— BEGIN —
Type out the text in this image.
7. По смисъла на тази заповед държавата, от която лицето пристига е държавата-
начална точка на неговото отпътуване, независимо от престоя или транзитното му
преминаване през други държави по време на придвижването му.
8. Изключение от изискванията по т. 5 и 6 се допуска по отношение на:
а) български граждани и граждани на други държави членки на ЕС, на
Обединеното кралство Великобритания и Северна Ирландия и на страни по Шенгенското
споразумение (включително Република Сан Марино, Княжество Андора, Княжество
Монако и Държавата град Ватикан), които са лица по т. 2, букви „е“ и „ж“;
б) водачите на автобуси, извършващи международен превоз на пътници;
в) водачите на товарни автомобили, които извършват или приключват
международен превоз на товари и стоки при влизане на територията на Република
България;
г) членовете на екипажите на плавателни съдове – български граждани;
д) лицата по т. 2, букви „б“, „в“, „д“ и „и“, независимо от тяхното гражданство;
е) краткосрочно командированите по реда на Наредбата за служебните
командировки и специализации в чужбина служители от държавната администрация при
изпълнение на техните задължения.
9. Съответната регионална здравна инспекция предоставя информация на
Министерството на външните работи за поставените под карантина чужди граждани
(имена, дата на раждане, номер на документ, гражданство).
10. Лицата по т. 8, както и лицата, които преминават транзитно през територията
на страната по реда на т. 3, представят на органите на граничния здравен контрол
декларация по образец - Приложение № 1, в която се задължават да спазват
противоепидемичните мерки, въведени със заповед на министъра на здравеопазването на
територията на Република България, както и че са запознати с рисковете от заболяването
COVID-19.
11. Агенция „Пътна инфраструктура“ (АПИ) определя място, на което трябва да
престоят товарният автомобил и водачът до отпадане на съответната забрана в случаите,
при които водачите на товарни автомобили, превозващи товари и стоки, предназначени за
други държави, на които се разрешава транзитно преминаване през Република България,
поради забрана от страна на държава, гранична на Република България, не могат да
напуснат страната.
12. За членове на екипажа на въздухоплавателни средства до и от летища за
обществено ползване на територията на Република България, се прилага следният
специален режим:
— END —
■ Instructions for the task: State the count of lines that contain the string "стоки". Nothing else is needed.

■ The answer: 2